[STORED RECORDS]
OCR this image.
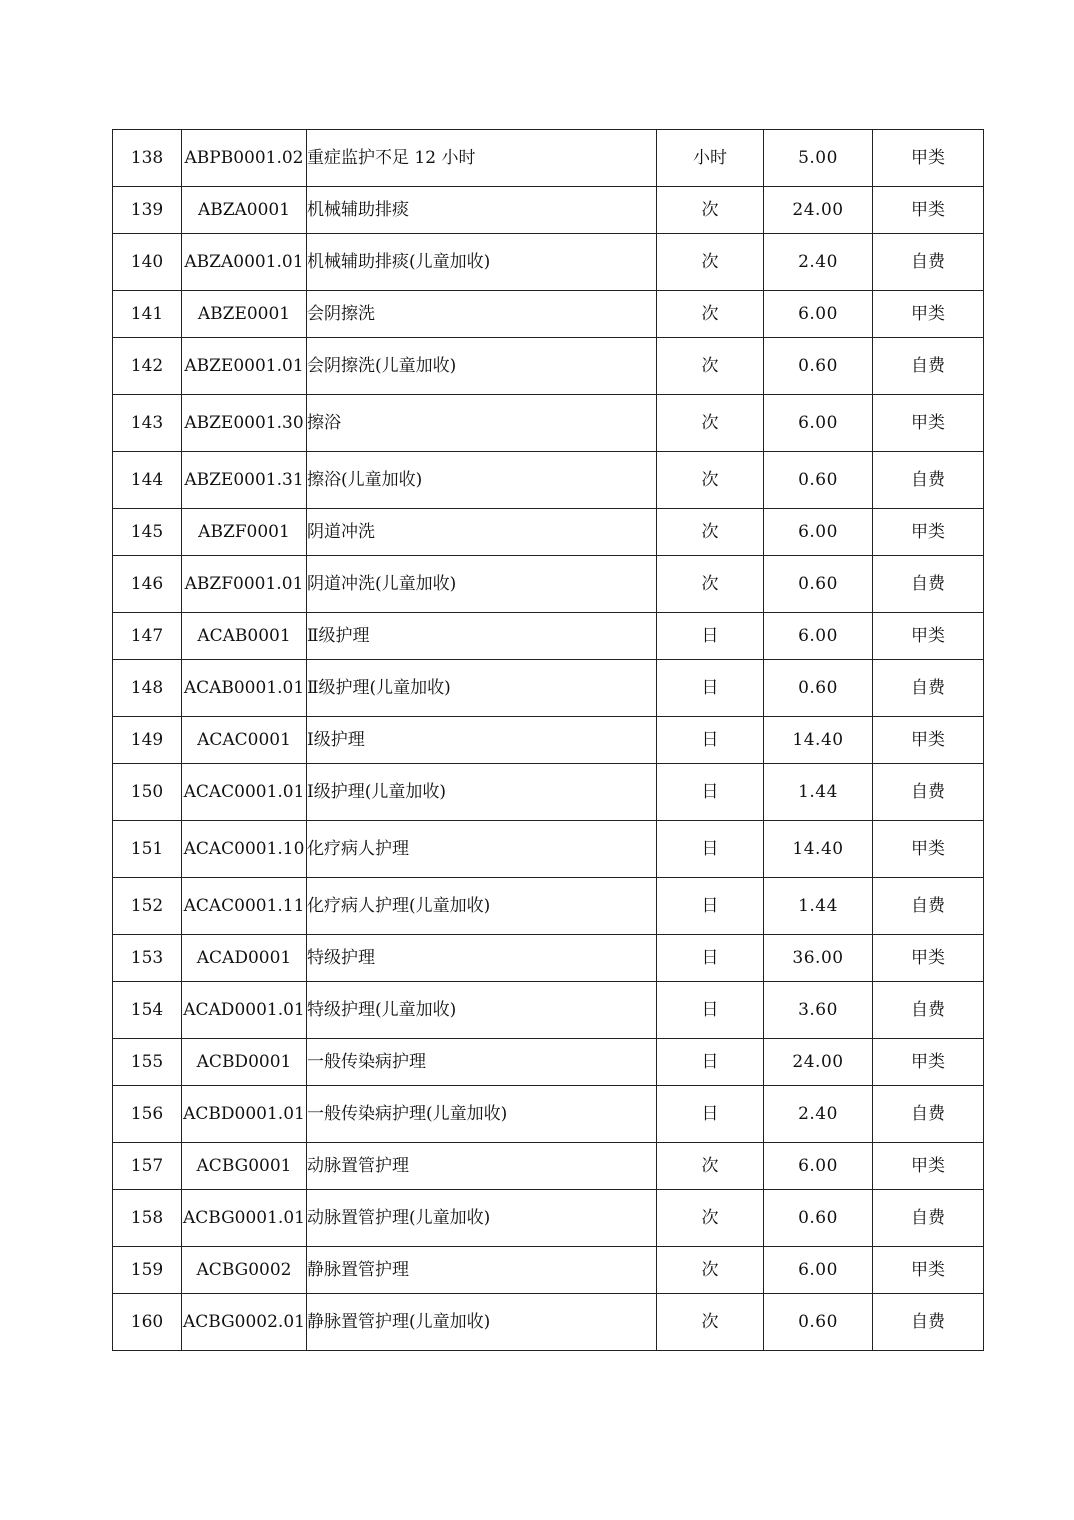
138	ABPB0001.02	重症监护不足 12 小时	小时	5.00	甲类
139	ABZA0001	机械辅助排痰	次	24.00	甲类
140	ABZA0001.01	机械辅助排痰(儿童加收)	次	2.40	自费
141	ABZE0001	会阴擦洗	次	6.00	甲类
142	ABZE0001.01	会阴擦洗(儿童加收)	次	0.60	自费
143	ABZE0001.30	擦浴	次	6.00	甲类
144	ABZE0001.31	擦浴(儿童加收)	次	0.60	自费
145	ABZF0001	阴道冲洗	次	6.00	甲类
146	ABZF0001.01	阴道冲洗(儿童加收)	次	0.60	自费
147	ACAB0001	Ⅱ级护理	日	6.00	甲类
148	ACAB0001.01	Ⅱ级护理(儿童加收)	日	0.60	自费
149	ACAC0001	Ⅰ级护理	日	14.40	甲类
150	ACAC0001.01	Ⅰ级护理(儿童加收)	日	1.44	自费
151	ACAC0001.10	化疗病人护理	日	14.40	甲类
152	ACAC0001.11	化疗病人护理(儿童加收)	日	1.44	自费
153	ACAD0001	特级护理	日	36.00	甲类
154	ACAD0001.01	特级护理(儿童加收)	日	3.60	自费
155	ACBD0001	一般传染病护理	日	24.00	甲类
156	ACBD0001.01	一般传染病护理(儿童加收)	日	2.40	自费
157	ACBG0001	动脉置管护理	次	6.00	甲类
158	ACBG0001.01	动脉置管护理(儿童加收)	次	0.60	自费
159	ACBG0002	静脉置管护理	次	6.00	甲类
160	ACBG0002.01	静脉置管护理(儿童加收)	次	0.60	自费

[YOUR OBJECTIVE] Find the lines above holding the word "静脉置管护理" and show them.

[OUTPUT FOR THIS TASK]
159	ACBG0002	静脉置管护理	次	6.00	甲类
160	ACBG0002.01	静脉置管护理(儿童加收)	次	0.60	自费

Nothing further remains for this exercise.